## Goal
Output the entries word for word. Omit images.

** START OF Extracted entries **

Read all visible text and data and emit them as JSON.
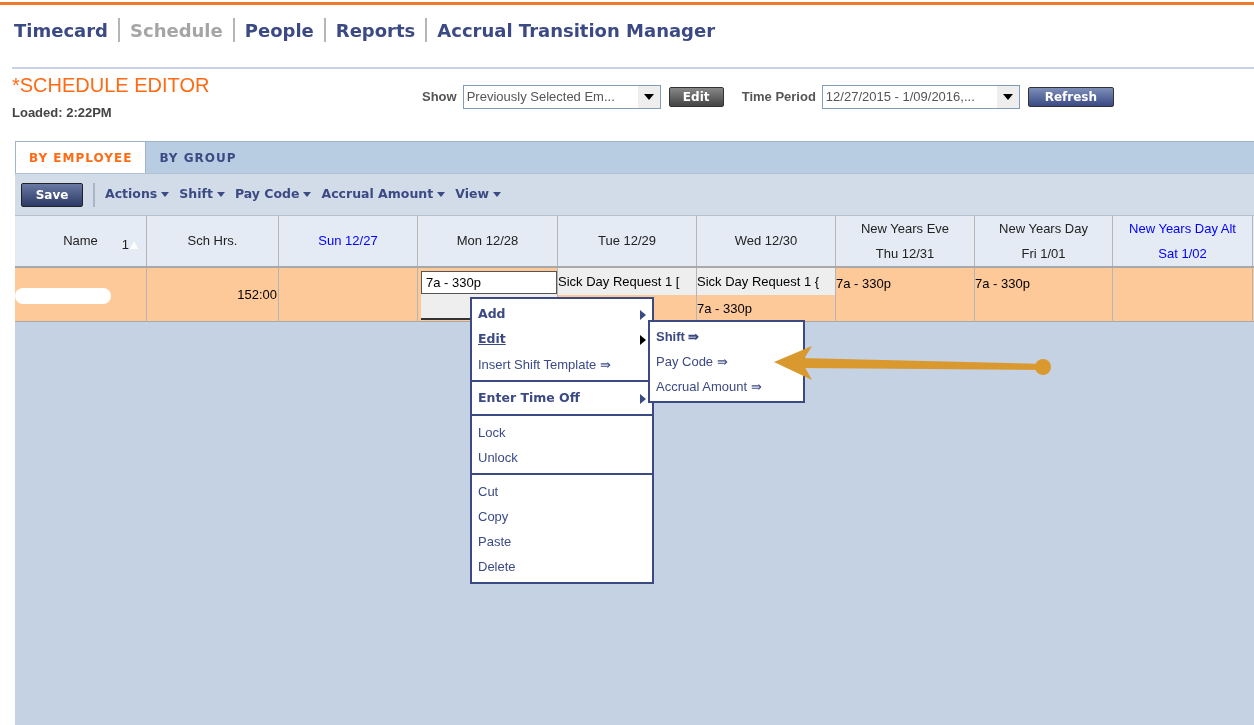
{
  "nav": [
    {
      "label": "Timecard",
      "selected": false
    },
    {
      "label": "Schedule",
      "selected": true
    },
    {
      "label": "People",
      "selected": false
    },
    {
      "label": "Reports",
      "selected": false
    },
    {
      "label": "Accrual Transition Manager",
      "selected": false
    }
  ],
  "editor": {
    "title": "*SCHEDULE EDITOR",
    "loaded": "Loaded: 2:22PM"
  },
  "filters": {
    "show_label": "Show",
    "show_value": "Previously Selected Em...",
    "edit_button": "Edit",
    "period_label": "Time Period",
    "period_value": "12/27/2015 - 1/09/2016,...",
    "refresh_button": "Refresh"
  },
  "tabs": [
    {
      "label": "BY EMPLOYEE",
      "selected": true
    },
    {
      "label": "BY GROUP",
      "selected": false
    }
  ],
  "toolbar": {
    "save_button": "Save",
    "menus": [
      "Actions",
      "Shift",
      "Pay Code",
      "Accrual Amount",
      "View"
    ]
  },
  "table": {
    "columns": [
      {
        "lines": [
          "Name"
        ],
        "sort": "1",
        "highlighted": false
      },
      {
        "lines": [
          "Sch Hrs."
        ],
        "highlighted": false
      },
      {
        "lines": [
          "Sun 12/27"
        ],
        "highlighted": true
      },
      {
        "lines": [
          "Mon 12/28"
        ],
        "highlighted": false
      },
      {
        "lines": [
          "Tue 12/29"
        ],
        "highlighted": false
      },
      {
        "lines": [
          "Wed 12/30"
        ],
        "highlighted": false
      },
      {
        "lines": [
          "New Years Eve",
          "Thu 12/31"
        ],
        "highlighted": false
      },
      {
        "lines": [
          "New Years Day",
          "Fri 1/01"
        ],
        "highlighted": false
      },
      {
        "lines": [
          "New Years Day Alt",
          "Sat 1/02"
        ],
        "highlighted": true
      }
    ],
    "rows": [
      {
        "cells": [
          {
            "kind": "redacted"
          },
          {
            "kind": "number",
            "text": "152:00"
          },
          {
            "kind": "empty"
          },
          {
            "kind": "editing",
            "text": "7a - 330p"
          },
          {
            "kind": "split",
            "top": "Sick Day Request 1 ["
          },
          {
            "kind": "split",
            "top": "Sick Day Request 1 {",
            "bottom": "7a - 330p"
          },
          {
            "kind": "text",
            "text": "7a - 330p"
          },
          {
            "kind": "text",
            "text": "7a - 330p"
          },
          {
            "kind": "empty"
          }
        ]
      }
    ]
  },
  "context_menu": {
    "groups": [
      [
        {
          "label": "Add",
          "bold": true,
          "submenu": true,
          "selected": false
        },
        {
          "label": "Edit",
          "bold": true,
          "submenu": true,
          "selected": true
        },
        {
          "label": "Insert Shift Template ⇛",
          "bold": false,
          "submenu": false,
          "selected": false
        }
      ],
      [
        {
          "label": "Enter Time Off",
          "bold": true,
          "submenu": true,
          "selected": false
        }
      ],
      [
        {
          "label": "Lock",
          "bold": false,
          "submenu": false,
          "selected": false
        },
        {
          "label": "Unlock",
          "bold": false,
          "submenu": false,
          "selected": false
        }
      ],
      [
        {
          "label": "Cut",
          "bold": false,
          "submenu": false,
          "selected": false
        },
        {
          "label": "Copy",
          "bold": false,
          "submenu": false,
          "selected": false
        },
        {
          "label": "Paste",
          "bold": false,
          "submenu": false,
          "selected": false
        },
        {
          "label": "Delete",
          "bold": false,
          "submenu": false,
          "selected": false
        }
      ]
    ]
  },
  "submenu": {
    "items": [
      {
        "label": "Shift ⇛",
        "bold": true
      },
      {
        "label": "Pay Code ⇛",
        "bold": false
      },
      {
        "label": "Accrual Amount ⇛",
        "bold": false
      }
    ]
  }
}
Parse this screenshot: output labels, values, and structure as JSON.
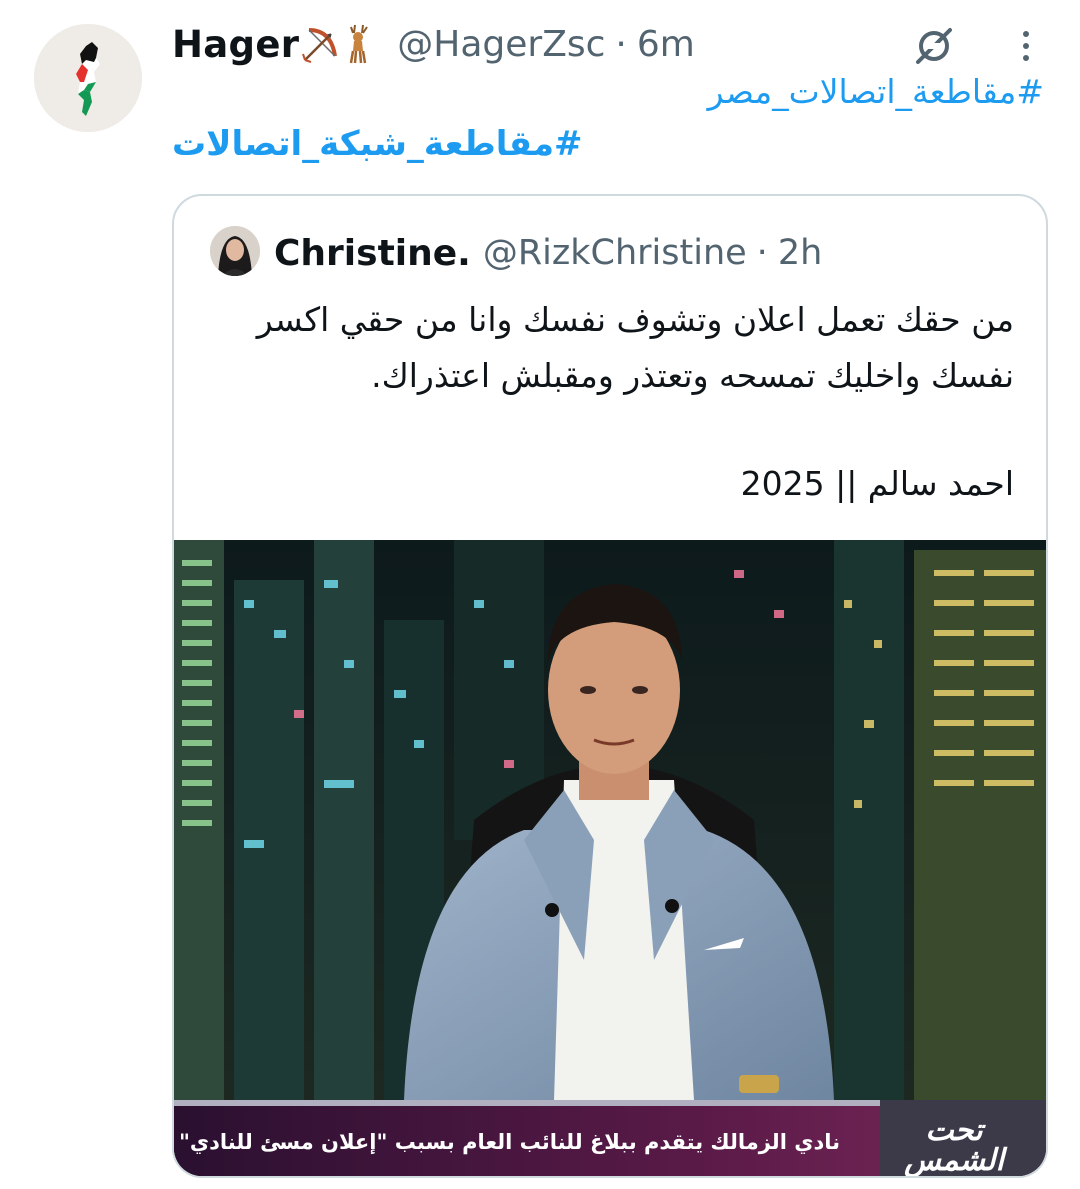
{
  "post": {
    "display_name": "Hager",
    "handle": "@HagerZsc",
    "separator": "·",
    "time": "6m",
    "hashtags": [
      "#مقاطعة_اتصالات_مصر",
      "#مقاطعة_شبكة_اتصالات"
    ],
    "icons": {
      "avatar": "palestine-map-avatar",
      "emoji_1": "bow-and-arrow-icon",
      "emoji_2": "deer-icon",
      "grok": "grok-icon",
      "more": "more-options-icon"
    }
  },
  "quoted": {
    "display_name": "Christine.",
    "handle": "@RizkChristine",
    "separator": "·",
    "time": "2h",
    "text_lines": [
      "من حقك تعمل اعلان وتشوف نفسك وانا من حقي اكسر",
      "نفسك واخليك تمسحه وتعتذر ومقبلش اعتذراك.",
      "احمد سالم || 2025"
    ],
    "media": {
      "caption": "نادي الزمالك يتقدم ببلاغ للنائب العام بسبب \"إعلان مسئ للنادي\"",
      "channel_logo": "تحت الشمس"
    }
  },
  "colors": {
    "link": "#1d9bf0",
    "secondary_text": "#536471",
    "primary_text": "#0f1419",
    "border": "#cfd9de"
  }
}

** END OF Extracted entries **

## Correct output
Read all visible text and data and emit them as JSON.
{
  "nav": [
    {
      "label": "Timecard",
      "selected": false
    },
    {
      "label": "Schedule",
      "selected": true
    },
    {
      "label": "People",
      "selected": false
    },
    {
      "label": "Reports",
      "selected": false
    },
    {
      "label": "Accrual Transition Manager",
      "selected": false
    }
  ],
  "editor": {
    "title": "*SCHEDULE EDITOR",
    "loaded": "Loaded: 2:22PM"
  },
  "filters": {
    "show_label": "Show",
    "show_value": "Previously Selected Em...",
    "edit_button": "Edit",
    "period_label": "Time Period",
    "period_value": "12/27/2015 - 1/09/2016,...",
    "refresh_button": "Refresh"
  },
  "tabs": [
    {
      "label": "BY EMPLOYEE",
      "selected": true
    },
    {
      "label": "BY GROUP",
      "selected": false
    }
  ],
  "toolbar": {
    "save_button": "Save",
    "menus": [
      "Actions",
      "Shift",
      "Pay Code",
      "Accrual Amount",
      "View"
    ]
  },
  "table": {
    "columns": [
      {
        "lines": [
          "Name"
        ],
        "sort": "1",
        "highlighted": false
      },
      {
        "lines": [
          "Sch Hrs."
        ],
        "highlighted": false
      },
      {
        "lines": [
          "Sun 12/27"
        ],
        "highlighted": true
      },
      {
        "lines": [
          "Mon 12/28"
        ],
        "highlighted": false
      },
      {
        "lines": [
          "Tue 12/29"
        ],
        "highlighted": false
      },
      {
        "lines": [
          "Wed 12/30"
        ],
        "highlighted": false
      },
      {
        "lines": [
          "New Years Eve",
          "Thu 12/31"
        ],
        "highlighted": false
      },
      {
        "lines": [
          "New Years Day",
          "Fri 1/01"
        ],
        "highlighted": false
      },
      {
        "lines": [
          "New Years Day Alt",
          "Sat 1/02"
        ],
        "highlighted": true
      }
    ],
    "rows": [
      {
        "cells": [
          {
            "kind": "redacted"
          },
          {
            "kind": "number",
            "text": "152:00"
          },
          {
            "kind": "empty"
          },
          {
            "kind": "editing",
            "text": "7a - 330p"
          },
          {
            "kind": "split",
            "top": "Sick Day Request 1 ["
          },
          {
            "kind": "split",
            "top": "Sick Day Request 1 {",
            "bottom": "7a - 330p"
          },
          {
            "kind": "text",
            "text": "7a - 330p"
          },
          {
            "kind": "text",
            "text": "7a - 330p"
          },
          {
            "kind": "empty"
          }
        ]
      }
    ]
  },
  "context_menu": {
    "groups": [
      [
        {
          "label": "Add",
          "bold": true,
          "submenu": true,
          "selected": false
        },
        {
          "label": "Edit",
          "bold": true,
          "submenu": true,
          "selected": true
        },
        {
          "label": "Insert Shift Template ⇛",
          "bold": false,
          "submenu": false,
          "selected": false
        }
      ],
      [
        {
          "label": "Enter Time Off",
          "bold": true,
          "submenu": true,
          "selected": false
        }
      ],
      [
        {
          "label": "Lock",
          "bold": false,
          "submenu": false,
          "selected": false
        },
        {
          "label": "Unlock",
          "bold": false,
          "submenu": false,
          "selected": false
        }
      ],
      [
        {
          "label": "Cut",
          "bold": false,
          "submenu": false,
          "selected": false
        },
        {
          "label": "Copy",
          "bold": false,
          "submenu": false,
          "selected": false
        },
        {
          "label": "Paste",
          "bold": false,
          "submenu": false,
          "selected": false
        },
        {
          "label": "Delete",
          "bold": false,
          "submenu": false,
          "selected": false
        }
      ]
    ]
  },
  "submenu": {
    "items": [
      {
        "label": "Shift ⇛",
        "bold": true
      },
      {
        "label": "Pay Code ⇛",
        "bold": false
      },
      {
        "label": "Accrual Amount ⇛",
        "bold": false
      }
    ]
  }
}
Parse this screenshot: output labels, values, and structure as JSON.
{
  "post": {
    "display_name": "Hager",
    "handle": "@HagerZsc",
    "separator": "·",
    "time": "6m",
    "hashtags": [
      "#مقاطعة_اتصالات_مصر",
      "#مقاطعة_شبكة_اتصالات"
    ],
    "icons": {
      "avatar": "palestine-map-avatar",
      "emoji_1": "bow-and-arrow-icon",
      "emoji_2": "deer-icon",
      "grok": "grok-icon",
      "more": "more-options-icon"
    }
  },
  "quoted": {
    "display_name": "Christine.",
    "handle": "@RizkChristine",
    "separator": "·",
    "time": "2h",
    "text_lines": [
      "من حقك تعمل اعلان وتشوف نفسك وانا من حقي اكسر",
      "نفسك واخليك تمسحه وتعتذر ومقبلش اعتذراك.",
      "احمد سالم || 2025"
    ],
    "media": {
      "caption": "نادي الزمالك يتقدم ببلاغ للنائب العام بسبب \"إعلان مسئ للنادي\"",
      "channel_logo": "تحت الشمس"
    }
  },
  "colors": {
    "link": "#1d9bf0",
    "secondary_text": "#536471",
    "primary_text": "#0f1419",
    "border": "#cfd9de"
  }
}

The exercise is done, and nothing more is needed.